• To be done
Output all the data exactly. Pictures do not belong in the copy.

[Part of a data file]
____________________

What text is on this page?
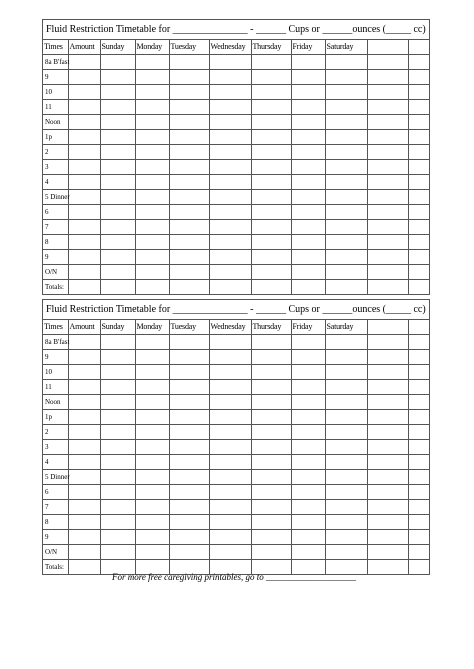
Fluid Restriction Timetable for _______________ - ______ Cups or ______ounces (_____ cc)
Times	Amount	Sunday	Monday	Tuesday	Wednesday	Thursday	Friday	Saturday		
8a B'fast										
9										
10										
11										
Noon										
1p										
2										
3										
4										
5 Dinner										
6										
7										
8										
9										
O/N										
Totals:										
Fluid Restriction Timetable for _______________ - ______ Cups or ______ounces (_____ cc)
Times	Amount	Sunday	Monday	Tuesday	Wednesday	Thursday	Friday	Saturday		
8a B'fast										
9										
10										
11										
Noon										
1p										
2										
3										
4										
5 Dinner										
6										
7										
8										
9										
O/N										
Totals:										
For more free caregiving printables, go to ____________________
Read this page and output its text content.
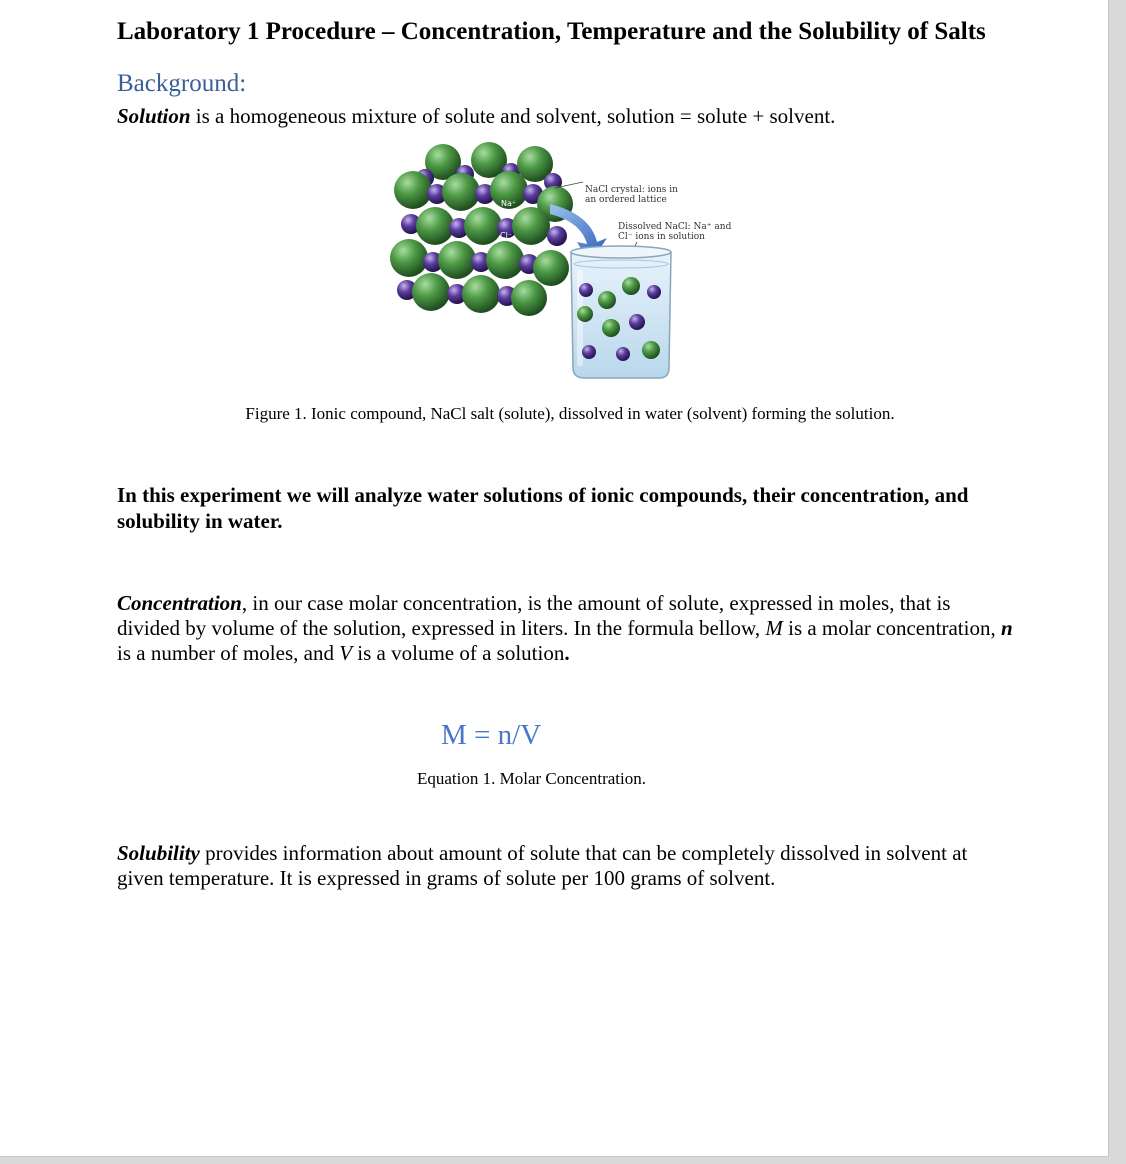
Laboratory 1 Procedure – Concentration, Temperature and the Solubility of Salts
Background:

Solution is a homogeneous mixture of solute and solvent, solution = solute + solvent.

Na⁺
Cl⁻
NaCl crystal: ions in
an ordered lattice
Dissolved NaCl: Na⁺ and
Cl⁻ ions in solution

Figure 1. Ionic compound, NaCl salt (solute), dissolved in water (solvent) forming the solution.

In this experiment we will analyze water solutions of ionic compounds, their concentration, and solubility in water.

Concentration, in our case molar concentration, is the amount of solute, expressed in moles, that is divided by volume of the solution, expressed in liters. In the formula bellow, M is a molar concentration, n is a number of moles, and V is a volume of a solution.

M = n/V

Equation 1. Molar Concentration.

Solubility provides information about amount of solute that can be completely dissolved in solvent at given temperature. It is expressed in grams of solute per 100 grams of solvent.
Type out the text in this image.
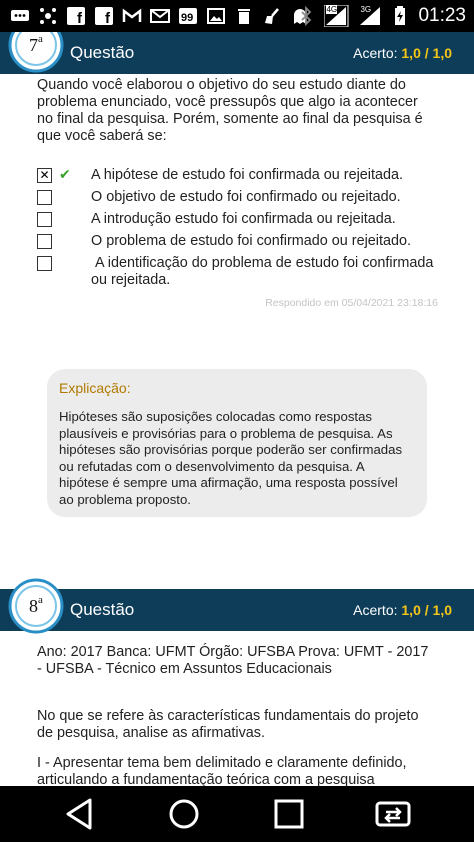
f f	99
4G	3G 01:23
Questão	Acerto: 1,0 / 1,0
7$^a$
Quando você elaborou o objetivo do seu estudo diante do problema enunciado, você pressupôs que algo ia acontecer no final da pesquisa. Porém, somente ao final da pesquisa é que você saberá se:
✕
✔ A hipótese de estudo foi confirmada ou rejeitada.
O objetivo de estudo foi confirmado ou rejeitado.
A introdução estudo foi confirmada ou rejeitada.
O problema de estudo foi confirmado ou rejeitado.
A identificação do problema de estudo foi confirmada ou rejeitada.
Respondido em 05/04/2021 23:18:16
Explicação:
Hipóteses são suposições colocadas como respostas plausíveis e provisórias para o problema de pesquisa. As hipóteses são provisórias porque poderão ser confirmadas ou refutadas com o desenvolvimento da pesquisa. A hipótese é sempre uma afirmação, uma resposta possível ao problema proposto.
Questão	Acerto: 1,0 / 1,0
8$^a$
Ano: 2017 Banca: UFMT Órgão: UFSBA Prova: UFMT - 2017 - UFSBA - Técnico em Assuntos Educacionais
No que se refere às características fundamentais do projeto de pesquisa, analise as afirmativas.
I - Apresentar tema bem delimitado e claramente definido, articulando a fundamentação teórica com a pesquisa
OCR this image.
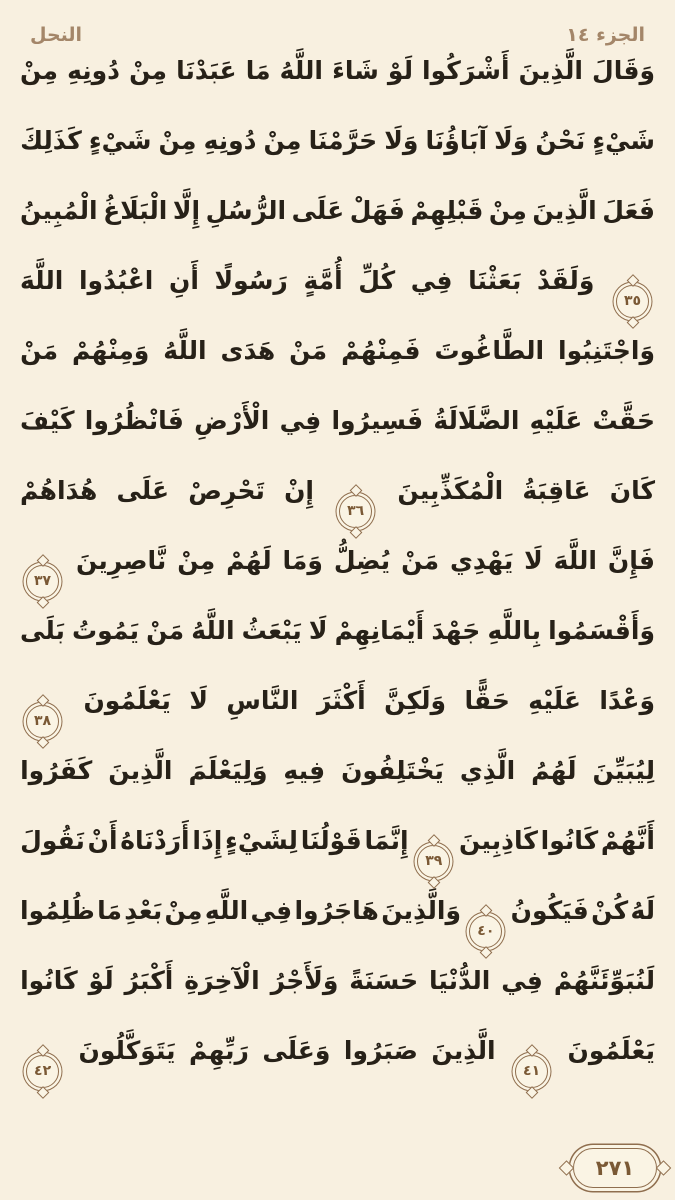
الجزء ١٤
النحل
وَقَالَ
الَّذِينَ
أَشْرَكُوا
لَوْ
شَاءَ
اللَّهُ
مَا
عَبَدْنَا
مِنْ
دُونِهِ
مِنْ
شَيْءٍ
نَحْنُ
وَلَا
آبَاؤُنَا
وَلَا
حَرَّمْنَا
مِنْ
دُونِهِ
مِنْ
شَيْءٍ
كَذَلِكَ
فَعَلَ
الَّذِينَ
مِنْ
قَبْلِهِمْ
فَهَلْ
عَلَى
الرُّسُلِ
إِلَّا
الْبَلَاغُ
الْمُبِينُ
٣٥
وَلَقَدْ
بَعَثْنَا
فِي
كُلِّ
أُمَّةٍ
رَسُولًا
أَنِ
اعْبُدُوا
اللَّهَ
وَاجْتَنِبُوا
الطَّاغُوتَ
فَمِنْهُمْ
مَنْ
هَدَى
اللَّهُ
وَمِنْهُمْ
مَنْ
حَقَّتْ
عَلَيْهِ
الضَّلَالَةُ
فَسِيرُوا
فِي
الْأَرْضِ
فَانْظُرُوا
كَيْفَ
كَانَ
عَاقِبَةُ
الْمُكَذِّبِينَ
٣٦
إِنْ
تَحْرِصْ
عَلَى
هُدَاهُمْ
فَإِنَّ
اللَّهَ
لَا
يَهْدِي
مَنْ
يُضِلُّ
وَمَا
لَهُمْ
مِنْ
نَّاصِرِينَ
٣٧
وَأَقْسَمُوا
بِاللَّهِ
جَهْدَ
أَيْمَانِهِمْ
لَا
يَبْعَثُ
اللَّهُ
مَنْ
يَمُوتُ
بَلَى
وَعْدًا
عَلَيْهِ
حَقًّا
وَلَكِنَّ
أَكْثَرَ
النَّاسِ
لَا
يَعْلَمُونَ
٣٨
لِيُبَيِّنَ
لَهُمُ
الَّذِي
يَخْتَلِفُونَ
فِيهِ
وَلِيَعْلَمَ
الَّذِينَ
كَفَرُوا
أَنَّهُمْ
كَانُوا
كَاذِبِينَ
٣٩
إِنَّمَا
قَوْلُنَا
لِشَيْءٍ
إِذَا
أَرَدْنَاهُ
أَنْ
نَقُولَ
لَهُ
كُنْ
فَيَكُونُ
٤٠
وَالَّذِينَ
هَاجَرُوا
فِي
اللَّهِ
مِنْ
بَعْدِ
مَا
ظُلِمُوا
لَنُبَوِّئَنَّهُمْ
فِي
الدُّنْيَا
حَسَنَةً
وَلَأَجْرُ
الْآخِرَةِ
أَكْبَرُ
لَوْ
كَانُوا
يَعْلَمُونَ
٤١
الَّذِينَ
صَبَرُوا
وَعَلَى
رَبِّهِمْ
يَتَوَكَّلُونَ
٤٢
٢٧١
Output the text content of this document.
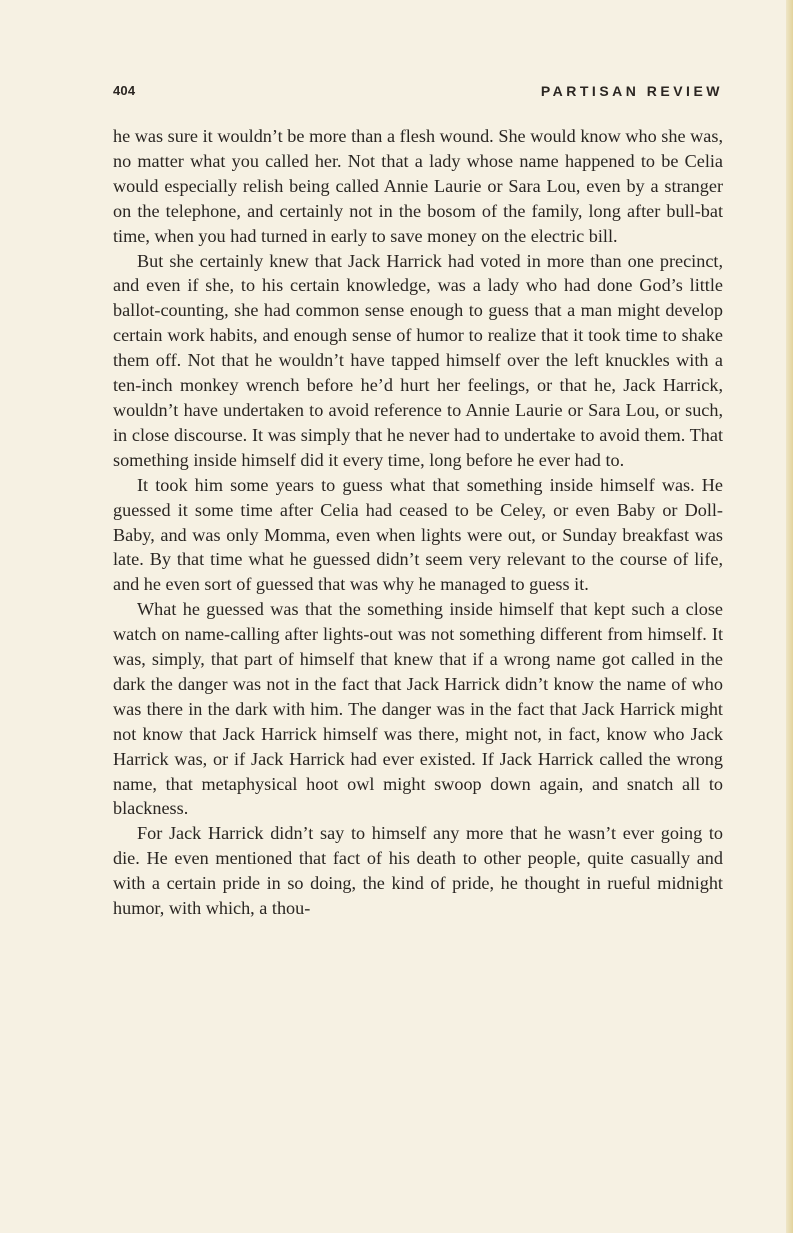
404	PARTISAN REVIEW

he was sure it wouldn’t be more than a flesh wound. She would know who she was, no matter what you called her. Not that a lady whose name happened to be Celia would especially relish being called Annie Laurie or Sara Lou, even by a stranger on the telephone, and certainly not in the bosom of the family, long after bull-bat time, when you had turned in early to save money on the electric bill.

But she certainly knew that Jack Harrick had voted in more than one precinct, and even if she, to his certain knowledge, was a lady who had done God’s little ballot-counting, she had common sense enough to guess that a man might develop certain work habits, and enough sense of humor to realize that it took time to shake them off. Not that he wouldn’t have tapped himself over the left knuckles with a ten-inch monkey wrench before he’d hurt her feelings, or that he, Jack Harrick, wouldn’t have undertaken to avoid reference to Annie Laurie or Sara Lou, or such, in close discourse. It was simply that he never had to undertake to avoid them. That something inside himself did it every time, long before he ever had to.

It took him some years to guess what that something inside himself was. He guessed it some time after Celia had ceased to be Celey, or even Baby or Doll-Baby, and was only Momma, even when lights were out, or Sunday breakfast was late. By that time what he guessed didn’t seem very relevant to the course of life, and he even sort of guessed that was why he managed to guess it.

What he guessed was that the something inside himself that kept such a close watch on name-calling after lights-out was not something different from himself. It was, simply, that part of himself that knew that if a wrong name got called in the dark the danger was not in the fact that Jack Harrick didn’t know the name of who was there in the dark with him. The danger was in the fact that Jack Harrick might not know that Jack Harrick himself was there, might not, in fact, know who Jack Harrick was, or if Jack Harrick had ever existed. If Jack Harrick called the wrong name, that metaphysical hoot owl might swoop down again, and snatch all to blackness.

For Jack Harrick didn’t say to himself any more that he wasn’t ever going to die. He even mentioned that fact of his death to other people, quite casually and with a certain pride in so doing, the kind of pride, he thought in rueful midnight humor, with which, a thou-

____________________

• Finished task
What text is on this page?
Fluid Restriction Timetable for _______________ - ______ Cups or ______ounces (_____ cc)
Times	Amount	Sunday	Monday	Tuesday	Wednesday	Thursday	Friday	Saturday		
8a B'fast										
9										
10										
11										
Noon										
1p										
2										
3										
4										
5 Dinner										
6										
7										
8										
9										
O/N										
Totals:										
Fluid Restriction Timetable for _______________ - ______ Cups or ______ounces (_____ cc)
Times	Amount	Sunday	Monday	Tuesday	Wednesday	Thursday	Friday	Saturday		
8a B'fast										
9										
10										
11										
Noon										
1p										
2										
3										
4										
5 Dinner										
6										
7										
8										
9										
O/N										
Totals:										
For more free caregiving printables, go to ____________________
Read this page and output its text content.
Laboratory 1 Procedure – Concentration, Temperature and the Solubility of Salts
Background:

Solution is a homogeneous mixture of solute and solvent, solution = solute + solvent.

Na⁺
Cl⁻
NaCl crystal: ions in
an ordered lattice
Dissolved NaCl: Na⁺ and
Cl⁻ ions in solution

Figure 1. Ionic compound, NaCl salt (solute), dissolved in water (solvent) forming the solution.

In this experiment we will analyze water solutions of ionic compounds, their concentration, and solubility in water.

Concentration, in our case molar concentration, is the amount of solute, expressed in moles, that is divided by volume of the solution, expressed in liters. In the formula bellow, M is a molar concentration, n is a number of moles, and V is a volume of a solution.

M = n/V

Equation 1. Molar Concentration.

Solubility provides information about amount of solute that can be completely dissolved in solvent at given temperature. It is expressed in grams of solute per 100 grams of solvent.
Type out the text in this image.
f f	99
4G	3G 01:23
Questão	Acerto: 1,0 / 1,0
7$^a$
Quando você elaborou o objetivo do seu estudo diante do problema enunciado, você pressupôs que algo ia acontecer no final da pesquisa. Porém, somente ao final da pesquisa é que você saberá se:
✕
✔ A hipótese de estudo foi confirmada ou rejeitada.
O objetivo de estudo foi confirmado ou rejeitado.
A introdução estudo foi confirmada ou rejeitada.
O problema de estudo foi confirmado ou rejeitado.
A identificação do problema de estudo foi confirmada ou rejeitada.
Respondido em 05/04/2021 23:18:16
Explicação:
Hipóteses são suposições colocadas como respostas plausíveis e provisórias para o problema de pesquisa. As hipóteses são provisórias porque poderão ser confirmadas ou refutadas com o desenvolvimento da pesquisa. A hipótese é sempre uma afirmação, uma resposta possível ao problema proposto.
Questão	Acerto: 1,0 / 1,0
8$^a$
Ano: 2017 Banca: UFMT Órgão: UFSBA Prova: UFMT - 2017 - UFSBA - Técnico em Assuntos Educacionais
No que se refere às características fundamentais do projeto de pesquisa, analise as afirmativas.
I - Apresentar tema bem delimitado e claramente definido, articulando a fundamentação teórica com a pesquisa
OCR this image.
الجزء ١٤
النحل
وَقَالَ
الَّذِينَ
أَشْرَكُوا
لَوْ
شَاءَ
اللَّهُ
مَا
عَبَدْنَا
مِنْ
دُونِهِ
مِنْ
شَيْءٍ
نَحْنُ
وَلَا
آبَاؤُنَا
وَلَا
حَرَّمْنَا
مِنْ
دُونِهِ
مِنْ
شَيْءٍ
كَذَلِكَ
فَعَلَ
الَّذِينَ
مِنْ
قَبْلِهِمْ
فَهَلْ
عَلَى
الرُّسُلِ
إِلَّا
الْبَلَاغُ
الْمُبِينُ
٣٥
وَلَقَدْ
بَعَثْنَا
فِي
كُلِّ
أُمَّةٍ
رَسُولًا
أَنِ
اعْبُدُوا
اللَّهَ
وَاجْتَنِبُوا
الطَّاغُوتَ
فَمِنْهُمْ
مَنْ
هَدَى
اللَّهُ
وَمِنْهُمْ
مَنْ
حَقَّتْ
عَلَيْهِ
الضَّلَالَةُ
فَسِيرُوا
فِي
الْأَرْضِ
فَانْظُرُوا
كَيْفَ
كَانَ
عَاقِبَةُ
الْمُكَذِّبِينَ
٣٦
إِنْ
تَحْرِصْ
عَلَى
هُدَاهُمْ
فَإِنَّ
اللَّهَ
لَا
يَهْدِي
مَنْ
يُضِلُّ
وَمَا
لَهُمْ
مِنْ
نَّاصِرِينَ
٣٧
وَأَقْسَمُوا
بِاللَّهِ
جَهْدَ
أَيْمَانِهِمْ
لَا
يَبْعَثُ
اللَّهُ
مَنْ
يَمُوتُ
بَلَى
وَعْدًا
عَلَيْهِ
حَقًّا
وَلَكِنَّ
أَكْثَرَ
النَّاسِ
لَا
يَعْلَمُونَ
٣٨
لِيُبَيِّنَ
لَهُمُ
الَّذِي
يَخْتَلِفُونَ
فِيهِ
وَلِيَعْلَمَ
الَّذِينَ
كَفَرُوا
أَنَّهُمْ
كَانُوا
كَاذِبِينَ
٣٩
إِنَّمَا
قَوْلُنَا
لِشَيْءٍ
إِذَا
أَرَدْنَاهُ
أَنْ
نَقُولَ
لَهُ
كُنْ
فَيَكُونُ
٤٠
وَالَّذِينَ
هَاجَرُوا
فِي
اللَّهِ
مِنْ
بَعْدِ
مَا
ظُلِمُوا
لَنُبَوِّئَنَّهُمْ
فِي
الدُّنْيَا
حَسَنَةً
وَلَأَجْرُ
الْآخِرَةِ
أَكْبَرُ
لَوْ
كَانُوا
يَعْلَمُونَ
٤١
الَّذِينَ
صَبَرُوا
وَعَلَى
رَبِّهِمْ
يَتَوَكَّلُونَ
٤٢
٢٧١
Output the text content of this document.
404	PARTISAN REVIEW

he was sure it wouldn’t be more than a flesh wound. She would know who she was, no matter what you called her. Not that a lady whose name happened to be Celia would especially relish being called Annie Laurie or Sara Lou, even by a stranger on the telephone, and certainly not in the bosom of the family, long after bull-bat time, when you had turned in early to save money on the electric bill.

But she certainly knew that Jack Harrick had voted in more than one precinct, and even if she, to his certain knowledge, was a lady who had done God’s little ballot-counting, she had common sense enough to guess that a man might develop certain work habits, and enough sense of humor to realize that it took time to shake them off. Not that he wouldn’t have tapped himself over the left knuckles with a ten-inch monkey wrench before he’d hurt her feelings, or that he, Jack Harrick, wouldn’t have undertaken to avoid reference to Annie Laurie or Sara Lou, or such, in close discourse. It was simply that he never had to undertake to avoid them. That something inside himself did it every time, long before he ever had to.

It took him some years to guess what that something inside himself was. He guessed it some time after Celia had ceased to be Celey, or even Baby or Doll-Baby, and was only Momma, even when lights were out, or Sunday breakfast was late. By that time what he guessed didn’t seem very relevant to the course of life, and he even sort of guessed that was why he managed to guess it.

What he guessed was that the something inside himself that kept such a close watch on name-calling after lights-out was not something different from himself. It was, simply, that part of himself that knew that if a wrong name got called in the dark the danger was not in the fact that Jack Harrick didn’t know the name of who was there in the dark with him. The danger was in the fact that Jack Harrick might not know that Jack Harrick himself was there, might not, in fact, know who Jack Harrick was, or if Jack Harrick had ever existed. If Jack Harrick called the wrong name, that metaphysical hoot owl might swoop down again, and snatch all to blackness.

For Jack Harrick didn’t say to himself any more that he wasn’t ever going to die. He even mentioned that fact of his death to other people, quite casually and with a certain pride in so doing, the kind of pride, he thought in rueful midnight humor, with which, a thou-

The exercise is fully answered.